### [To be done]
Print out each record below, unaltered and complete, without its images.
-- start --
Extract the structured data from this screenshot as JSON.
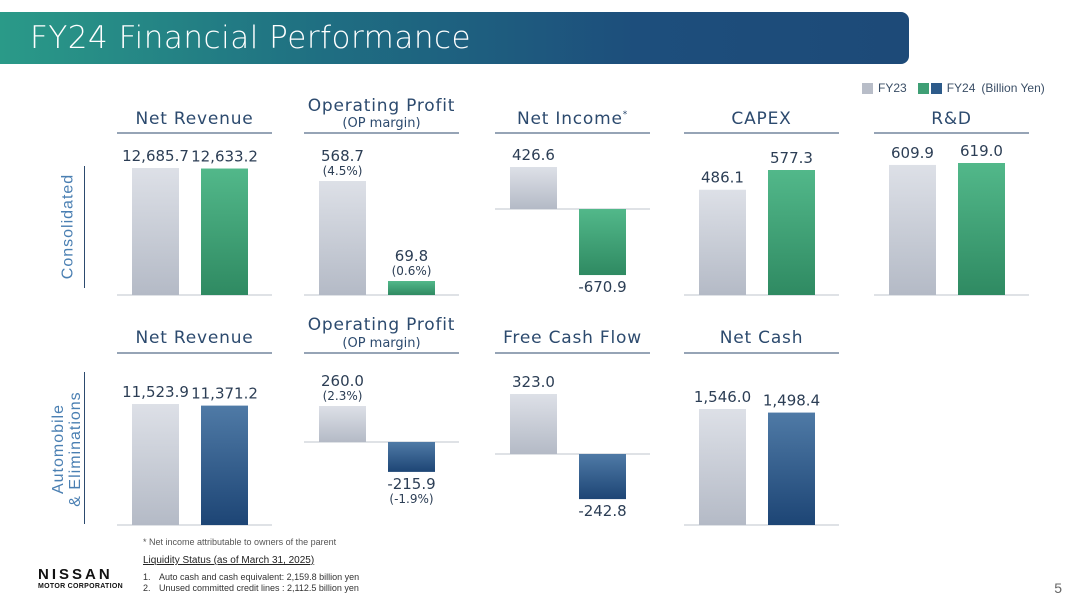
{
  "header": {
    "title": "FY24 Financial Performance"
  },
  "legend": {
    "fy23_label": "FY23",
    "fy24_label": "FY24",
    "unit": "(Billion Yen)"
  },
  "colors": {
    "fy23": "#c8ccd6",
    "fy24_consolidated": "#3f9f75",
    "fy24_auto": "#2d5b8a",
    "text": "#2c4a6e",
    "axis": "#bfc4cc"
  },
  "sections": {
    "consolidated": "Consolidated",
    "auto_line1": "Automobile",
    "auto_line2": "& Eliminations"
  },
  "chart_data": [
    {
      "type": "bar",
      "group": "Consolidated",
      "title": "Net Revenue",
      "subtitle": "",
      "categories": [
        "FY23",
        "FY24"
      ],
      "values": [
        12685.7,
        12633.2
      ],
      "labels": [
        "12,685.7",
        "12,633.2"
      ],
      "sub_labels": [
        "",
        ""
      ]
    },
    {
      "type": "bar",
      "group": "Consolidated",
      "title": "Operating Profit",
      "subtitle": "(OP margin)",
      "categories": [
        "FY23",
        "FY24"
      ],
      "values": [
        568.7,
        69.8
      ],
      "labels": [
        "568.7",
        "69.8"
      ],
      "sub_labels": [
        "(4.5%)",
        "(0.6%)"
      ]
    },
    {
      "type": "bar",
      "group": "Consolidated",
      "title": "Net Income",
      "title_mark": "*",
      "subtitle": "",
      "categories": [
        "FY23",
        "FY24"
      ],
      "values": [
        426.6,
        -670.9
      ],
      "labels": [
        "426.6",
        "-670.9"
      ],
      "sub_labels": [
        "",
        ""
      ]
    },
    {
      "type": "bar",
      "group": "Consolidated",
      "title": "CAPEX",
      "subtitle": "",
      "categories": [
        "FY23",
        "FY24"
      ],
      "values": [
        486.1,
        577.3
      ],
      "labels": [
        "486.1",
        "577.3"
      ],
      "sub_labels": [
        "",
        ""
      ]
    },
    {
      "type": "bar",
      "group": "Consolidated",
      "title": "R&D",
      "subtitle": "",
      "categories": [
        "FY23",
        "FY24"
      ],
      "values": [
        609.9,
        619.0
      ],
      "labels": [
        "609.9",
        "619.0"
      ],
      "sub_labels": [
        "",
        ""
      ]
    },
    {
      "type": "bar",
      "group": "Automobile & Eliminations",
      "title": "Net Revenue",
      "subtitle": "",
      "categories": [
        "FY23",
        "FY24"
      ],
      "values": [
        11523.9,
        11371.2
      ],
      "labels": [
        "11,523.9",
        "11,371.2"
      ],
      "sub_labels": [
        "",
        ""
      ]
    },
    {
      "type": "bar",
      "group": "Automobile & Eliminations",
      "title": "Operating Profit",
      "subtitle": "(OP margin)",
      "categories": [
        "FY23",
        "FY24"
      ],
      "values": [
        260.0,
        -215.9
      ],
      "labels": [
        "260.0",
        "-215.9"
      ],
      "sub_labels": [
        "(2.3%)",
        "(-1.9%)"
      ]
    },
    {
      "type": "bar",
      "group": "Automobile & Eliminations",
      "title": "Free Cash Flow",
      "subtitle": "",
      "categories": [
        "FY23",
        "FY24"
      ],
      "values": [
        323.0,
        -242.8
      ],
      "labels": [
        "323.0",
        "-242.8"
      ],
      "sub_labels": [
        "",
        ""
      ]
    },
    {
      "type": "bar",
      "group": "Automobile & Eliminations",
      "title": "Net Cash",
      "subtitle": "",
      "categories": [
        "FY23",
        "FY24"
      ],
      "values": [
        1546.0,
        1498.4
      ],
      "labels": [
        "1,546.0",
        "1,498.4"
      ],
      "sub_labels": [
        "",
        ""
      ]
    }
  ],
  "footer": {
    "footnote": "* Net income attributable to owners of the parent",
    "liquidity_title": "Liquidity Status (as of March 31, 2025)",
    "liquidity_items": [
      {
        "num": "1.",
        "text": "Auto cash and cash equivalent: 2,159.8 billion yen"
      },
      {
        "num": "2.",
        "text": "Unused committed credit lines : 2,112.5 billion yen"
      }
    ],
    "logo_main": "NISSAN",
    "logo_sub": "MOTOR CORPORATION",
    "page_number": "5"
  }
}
-- end --
### [Correct output]
Extract the structured data from this screenshot as JSON.
{
  "header": {
    "title": "FY24 Financial Performance"
  },
  "legend": {
    "fy23_label": "FY23",
    "fy24_label": "FY24",
    "unit": "(Billion Yen)"
  },
  "colors": {
    "fy23": "#c8ccd6",
    "fy24_consolidated": "#3f9f75",
    "fy24_auto": "#2d5b8a",
    "text": "#2c4a6e",
    "axis": "#bfc4cc"
  },
  "sections": {
    "consolidated": "Consolidated",
    "auto_line1": "Automobile",
    "auto_line2": "& Eliminations"
  },
  "chart_data": [
    {
      "type": "bar",
      "group": "Consolidated",
      "title": "Net Revenue",
      "subtitle": "",
      "categories": [
        "FY23",
        "FY24"
      ],
      "values": [
        12685.7,
        12633.2
      ],
      "labels": [
        "12,685.7",
        "12,633.2"
      ],
      "sub_labels": [
        "",
        ""
      ]
    },
    {
      "type": "bar",
      "group": "Consolidated",
      "title": "Operating Profit",
      "subtitle": "(OP margin)",
      "categories": [
        "FY23",
        "FY24"
      ],
      "values": [
        568.7,
        69.8
      ],
      "labels": [
        "568.7",
        "69.8"
      ],
      "sub_labels": [
        "(4.5%)",
        "(0.6%)"
      ]
    },
    {
      "type": "bar",
      "group": "Consolidated",
      "title": "Net Income",
      "title_mark": "*",
      "subtitle": "",
      "categories": [
        "FY23",
        "FY24"
      ],
      "values": [
        426.6,
        -670.9
      ],
      "labels": [
        "426.6",
        "-670.9"
      ],
      "sub_labels": [
        "",
        ""
      ]
    },
    {
      "type": "bar",
      "group": "Consolidated",
      "title": "CAPEX",
      "subtitle": "",
      "categories": [
        "FY23",
        "FY24"
      ],
      "values": [
        486.1,
        577.3
      ],
      "labels": [
        "486.1",
        "577.3"
      ],
      "sub_labels": [
        "",
        ""
      ]
    },
    {
      "type": "bar",
      "group": "Consolidated",
      "title": "R&D",
      "subtitle": "",
      "categories": [
        "FY23",
        "FY24"
      ],
      "values": [
        609.9,
        619.0
      ],
      "labels": [
        "609.9",
        "619.0"
      ],
      "sub_labels": [
        "",
        ""
      ]
    },
    {
      "type": "bar",
      "group": "Automobile & Eliminations",
      "title": "Net Revenue",
      "subtitle": "",
      "categories": [
        "FY23",
        "FY24"
      ],
      "values": [
        11523.9,
        11371.2
      ],
      "labels": [
        "11,523.9",
        "11,371.2"
      ],
      "sub_labels": [
        "",
        ""
      ]
    },
    {
      "type": "bar",
      "group": "Automobile & Eliminations",
      "title": "Operating Profit",
      "subtitle": "(OP margin)",
      "categories": [
        "FY23",
        "FY24"
      ],
      "values": [
        260.0,
        -215.9
      ],
      "labels": [
        "260.0",
        "-215.9"
      ],
      "sub_labels": [
        "(2.3%)",
        "(-1.9%)"
      ]
    },
    {
      "type": "bar",
      "group": "Automobile & Eliminations",
      "title": "Free Cash Flow",
      "subtitle": "",
      "categories": [
        "FY23",
        "FY24"
      ],
      "values": [
        323.0,
        -242.8
      ],
      "labels": [
        "323.0",
        "-242.8"
      ],
      "sub_labels": [
        "",
        ""
      ]
    },
    {
      "type": "bar",
      "group": "Automobile & Eliminations",
      "title": "Net Cash",
      "subtitle": "",
      "categories": [
        "FY23",
        "FY24"
      ],
      "values": [
        1546.0,
        1498.4
      ],
      "labels": [
        "1,546.0",
        "1,498.4"
      ],
      "sub_labels": [
        "",
        ""
      ]
    }
  ],
  "footer": {
    "footnote": "* Net income attributable to owners of the parent",
    "liquidity_title": "Liquidity Status (as of March 31, 2025)",
    "liquidity_items": [
      {
        "num": "1.",
        "text": "Auto cash and cash equivalent: 2,159.8 billion yen"
      },
      {
        "num": "2.",
        "text": "Unused committed credit lines : 2,112.5 billion yen"
      }
    ],
    "logo_main": "NISSAN",
    "logo_sub": "MOTOR CORPORATION",
    "page_number": "5"
  }
}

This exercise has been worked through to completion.